> [GIVEN DATA]:

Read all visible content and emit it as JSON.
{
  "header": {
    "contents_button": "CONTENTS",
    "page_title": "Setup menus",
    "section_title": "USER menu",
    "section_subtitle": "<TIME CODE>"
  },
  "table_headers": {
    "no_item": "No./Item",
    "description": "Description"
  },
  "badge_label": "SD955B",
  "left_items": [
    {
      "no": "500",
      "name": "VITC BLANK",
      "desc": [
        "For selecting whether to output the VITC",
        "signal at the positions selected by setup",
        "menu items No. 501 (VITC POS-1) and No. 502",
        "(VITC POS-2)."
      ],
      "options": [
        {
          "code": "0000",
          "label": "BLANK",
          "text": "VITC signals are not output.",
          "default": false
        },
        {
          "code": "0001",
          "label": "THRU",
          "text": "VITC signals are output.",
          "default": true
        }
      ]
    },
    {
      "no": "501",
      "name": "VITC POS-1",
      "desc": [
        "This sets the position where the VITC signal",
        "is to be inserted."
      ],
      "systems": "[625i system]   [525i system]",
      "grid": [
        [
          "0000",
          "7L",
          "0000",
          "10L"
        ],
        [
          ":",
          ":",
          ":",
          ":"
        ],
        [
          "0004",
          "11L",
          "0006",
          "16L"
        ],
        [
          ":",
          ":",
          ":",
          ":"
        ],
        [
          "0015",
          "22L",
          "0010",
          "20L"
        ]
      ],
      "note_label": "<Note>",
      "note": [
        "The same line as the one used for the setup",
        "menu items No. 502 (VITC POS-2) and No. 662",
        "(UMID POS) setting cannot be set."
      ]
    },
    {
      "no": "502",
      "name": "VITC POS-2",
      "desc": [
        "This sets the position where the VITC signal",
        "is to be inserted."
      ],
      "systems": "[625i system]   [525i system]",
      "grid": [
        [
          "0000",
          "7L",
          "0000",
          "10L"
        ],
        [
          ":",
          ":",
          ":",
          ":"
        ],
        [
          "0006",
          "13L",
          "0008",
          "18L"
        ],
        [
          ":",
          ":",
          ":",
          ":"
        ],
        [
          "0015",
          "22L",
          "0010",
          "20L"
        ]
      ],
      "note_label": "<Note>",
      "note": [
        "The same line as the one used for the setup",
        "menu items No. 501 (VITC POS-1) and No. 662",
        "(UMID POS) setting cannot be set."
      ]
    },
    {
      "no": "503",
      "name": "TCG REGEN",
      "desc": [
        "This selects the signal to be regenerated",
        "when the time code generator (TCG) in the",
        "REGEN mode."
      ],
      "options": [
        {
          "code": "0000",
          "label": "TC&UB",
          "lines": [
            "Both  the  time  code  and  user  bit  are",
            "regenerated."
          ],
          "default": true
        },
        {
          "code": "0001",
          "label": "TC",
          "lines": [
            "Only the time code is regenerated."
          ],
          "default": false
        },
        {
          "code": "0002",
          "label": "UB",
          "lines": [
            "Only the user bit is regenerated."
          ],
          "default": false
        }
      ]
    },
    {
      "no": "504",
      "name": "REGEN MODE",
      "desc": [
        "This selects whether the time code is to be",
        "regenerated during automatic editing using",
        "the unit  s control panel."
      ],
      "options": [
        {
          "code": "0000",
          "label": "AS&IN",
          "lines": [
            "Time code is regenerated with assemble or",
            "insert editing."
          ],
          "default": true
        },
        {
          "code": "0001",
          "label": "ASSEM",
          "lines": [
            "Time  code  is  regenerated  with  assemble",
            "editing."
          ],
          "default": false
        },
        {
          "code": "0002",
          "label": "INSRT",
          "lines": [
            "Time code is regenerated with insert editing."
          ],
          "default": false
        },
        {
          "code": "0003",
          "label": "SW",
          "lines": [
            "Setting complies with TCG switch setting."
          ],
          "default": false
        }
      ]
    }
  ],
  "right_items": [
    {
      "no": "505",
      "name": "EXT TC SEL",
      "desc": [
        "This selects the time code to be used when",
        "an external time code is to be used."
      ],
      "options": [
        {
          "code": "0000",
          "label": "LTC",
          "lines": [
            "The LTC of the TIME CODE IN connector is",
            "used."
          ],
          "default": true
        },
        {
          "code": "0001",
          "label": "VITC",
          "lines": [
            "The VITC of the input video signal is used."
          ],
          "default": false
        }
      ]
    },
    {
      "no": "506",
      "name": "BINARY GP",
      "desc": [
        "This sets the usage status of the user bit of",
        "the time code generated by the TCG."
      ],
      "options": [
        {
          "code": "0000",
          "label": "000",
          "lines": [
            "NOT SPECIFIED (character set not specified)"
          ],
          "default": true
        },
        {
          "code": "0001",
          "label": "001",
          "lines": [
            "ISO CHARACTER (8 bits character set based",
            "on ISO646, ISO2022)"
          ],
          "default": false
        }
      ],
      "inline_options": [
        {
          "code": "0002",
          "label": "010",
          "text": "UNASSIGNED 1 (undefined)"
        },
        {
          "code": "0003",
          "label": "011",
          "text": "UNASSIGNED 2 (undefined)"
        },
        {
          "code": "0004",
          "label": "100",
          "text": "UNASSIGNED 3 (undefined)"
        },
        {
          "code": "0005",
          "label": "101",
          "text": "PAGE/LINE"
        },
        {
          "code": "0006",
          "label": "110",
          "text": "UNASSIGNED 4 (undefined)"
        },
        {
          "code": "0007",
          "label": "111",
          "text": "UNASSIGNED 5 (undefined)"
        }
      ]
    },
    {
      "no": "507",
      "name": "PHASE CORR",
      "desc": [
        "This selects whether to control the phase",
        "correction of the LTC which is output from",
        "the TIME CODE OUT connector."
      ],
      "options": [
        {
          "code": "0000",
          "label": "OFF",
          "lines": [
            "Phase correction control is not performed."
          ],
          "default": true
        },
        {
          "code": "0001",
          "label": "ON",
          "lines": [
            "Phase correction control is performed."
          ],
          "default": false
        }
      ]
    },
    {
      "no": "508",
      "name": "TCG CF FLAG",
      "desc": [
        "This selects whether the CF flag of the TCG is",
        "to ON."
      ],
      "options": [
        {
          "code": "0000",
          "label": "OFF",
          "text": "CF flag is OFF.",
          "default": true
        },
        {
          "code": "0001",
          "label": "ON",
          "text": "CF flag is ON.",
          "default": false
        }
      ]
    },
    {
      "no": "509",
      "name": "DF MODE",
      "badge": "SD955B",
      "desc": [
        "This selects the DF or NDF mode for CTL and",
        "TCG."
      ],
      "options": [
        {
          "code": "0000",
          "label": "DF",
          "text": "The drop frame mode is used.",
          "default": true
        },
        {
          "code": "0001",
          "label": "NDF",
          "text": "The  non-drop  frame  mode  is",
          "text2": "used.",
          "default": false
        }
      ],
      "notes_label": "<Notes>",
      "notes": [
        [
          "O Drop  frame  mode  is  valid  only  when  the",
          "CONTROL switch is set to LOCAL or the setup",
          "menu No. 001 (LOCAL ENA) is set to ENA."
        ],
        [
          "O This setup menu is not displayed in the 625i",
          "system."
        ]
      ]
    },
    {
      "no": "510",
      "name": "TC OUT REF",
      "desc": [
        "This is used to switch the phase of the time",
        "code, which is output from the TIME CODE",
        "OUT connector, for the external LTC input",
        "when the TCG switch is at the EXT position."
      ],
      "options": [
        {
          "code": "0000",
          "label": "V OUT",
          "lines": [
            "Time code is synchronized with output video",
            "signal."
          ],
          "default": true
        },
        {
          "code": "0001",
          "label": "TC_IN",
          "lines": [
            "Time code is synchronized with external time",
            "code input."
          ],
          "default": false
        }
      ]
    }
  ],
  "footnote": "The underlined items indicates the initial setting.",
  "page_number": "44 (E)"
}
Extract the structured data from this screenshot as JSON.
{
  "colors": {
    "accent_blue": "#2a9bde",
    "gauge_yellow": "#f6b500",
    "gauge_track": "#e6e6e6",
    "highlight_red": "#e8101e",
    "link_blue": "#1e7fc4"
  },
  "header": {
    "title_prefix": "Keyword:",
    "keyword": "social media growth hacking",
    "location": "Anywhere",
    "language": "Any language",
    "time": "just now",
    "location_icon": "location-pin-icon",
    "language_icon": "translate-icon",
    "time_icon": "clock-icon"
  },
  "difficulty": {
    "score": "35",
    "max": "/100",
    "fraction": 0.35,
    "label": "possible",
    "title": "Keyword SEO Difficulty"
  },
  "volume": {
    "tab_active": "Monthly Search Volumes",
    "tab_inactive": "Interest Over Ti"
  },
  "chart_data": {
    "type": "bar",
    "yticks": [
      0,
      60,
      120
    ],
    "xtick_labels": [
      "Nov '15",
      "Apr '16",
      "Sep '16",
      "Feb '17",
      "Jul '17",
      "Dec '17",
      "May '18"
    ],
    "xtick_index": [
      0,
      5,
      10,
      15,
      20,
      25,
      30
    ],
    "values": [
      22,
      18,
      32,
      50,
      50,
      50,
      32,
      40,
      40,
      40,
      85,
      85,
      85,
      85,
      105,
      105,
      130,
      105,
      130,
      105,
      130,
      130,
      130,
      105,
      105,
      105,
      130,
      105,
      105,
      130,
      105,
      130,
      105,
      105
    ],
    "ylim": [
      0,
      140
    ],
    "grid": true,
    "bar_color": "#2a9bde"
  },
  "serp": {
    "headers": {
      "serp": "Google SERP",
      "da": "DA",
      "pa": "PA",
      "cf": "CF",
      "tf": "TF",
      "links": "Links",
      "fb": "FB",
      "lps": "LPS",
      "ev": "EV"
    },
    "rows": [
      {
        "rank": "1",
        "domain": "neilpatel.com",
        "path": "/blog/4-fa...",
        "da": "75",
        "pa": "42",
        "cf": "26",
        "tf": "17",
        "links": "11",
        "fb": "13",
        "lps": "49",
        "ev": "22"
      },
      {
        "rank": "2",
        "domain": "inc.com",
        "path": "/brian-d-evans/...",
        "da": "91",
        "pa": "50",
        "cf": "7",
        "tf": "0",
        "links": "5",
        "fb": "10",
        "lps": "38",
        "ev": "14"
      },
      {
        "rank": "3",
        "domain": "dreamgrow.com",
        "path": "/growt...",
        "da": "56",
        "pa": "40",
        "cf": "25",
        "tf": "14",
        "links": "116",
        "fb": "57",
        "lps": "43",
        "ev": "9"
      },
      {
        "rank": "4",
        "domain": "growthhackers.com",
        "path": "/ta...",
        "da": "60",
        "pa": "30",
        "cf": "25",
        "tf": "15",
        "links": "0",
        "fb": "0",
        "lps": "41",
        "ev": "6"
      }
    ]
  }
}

> [REQUIRED TASK]: Across all the entries, count the lines that contain the word "synchronized" and give the number by itself.

> [RESPONSE BELOW]: 2